Exercise directions: Please give the data below again in full, exactly as it stands.

Extracted data:
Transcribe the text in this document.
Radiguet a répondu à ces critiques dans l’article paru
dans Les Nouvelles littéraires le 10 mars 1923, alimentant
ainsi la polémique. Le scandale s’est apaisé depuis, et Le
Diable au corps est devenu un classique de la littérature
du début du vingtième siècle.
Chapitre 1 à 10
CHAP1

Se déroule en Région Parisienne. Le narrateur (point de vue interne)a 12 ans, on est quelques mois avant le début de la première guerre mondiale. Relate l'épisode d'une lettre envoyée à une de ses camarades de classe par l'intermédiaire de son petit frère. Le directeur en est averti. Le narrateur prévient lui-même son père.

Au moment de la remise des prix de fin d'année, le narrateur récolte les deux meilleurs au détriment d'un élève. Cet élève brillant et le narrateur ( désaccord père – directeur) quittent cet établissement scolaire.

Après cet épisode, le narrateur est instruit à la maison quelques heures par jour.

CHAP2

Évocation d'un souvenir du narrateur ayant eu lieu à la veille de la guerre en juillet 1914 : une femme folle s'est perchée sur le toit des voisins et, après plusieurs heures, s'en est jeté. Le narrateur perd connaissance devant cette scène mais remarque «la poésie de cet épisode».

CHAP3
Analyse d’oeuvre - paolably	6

Output below:
Transcribe the text in this document.
Radiguet a répondu à ces critiques dans l’article paru
dans Les Nouvelles littéraires le 10 mars 1923, alimentant
ainsi la polémique. Le scandale s’est apaisé depuis, et Le
Diable au corps est devenu un classique de la littérature
du début du vingtième siècle.
Chapitre 1 à 10
CHAP1

Se déroule en Région Parisienne. Le narrateur (point de vue interne)a 12 ans, on est quelques mois avant le début de la première guerre mondiale. Relate l'épisode d'une lettre envoyée à une de ses camarades de classe par l'intermédiaire de son petit frère. Le directeur en est averti. Le narrateur prévient lui-même son père.

Au moment de la remise des prix de fin d'année, le narrateur récolte les deux meilleurs au détriment d'un élève. Cet élève brillant et le narrateur ( désaccord père – directeur) quittent cet établissement scolaire.

Après cet épisode, le narrateur est instruit à la maison quelques heures par jour.

CHAP2

Évocation d'un souvenir du narrateur ayant eu lieu à la veille de la guerre en juillet 1914 : une femme folle s'est perchée sur le toit des voisins et, après plusieurs heures, s'en est jeté. Le narrateur perd connaissance devant cette scène mais remarque «la poésie de cet épisode».

CHAP3
Analyse d’oeuvre - paolably	6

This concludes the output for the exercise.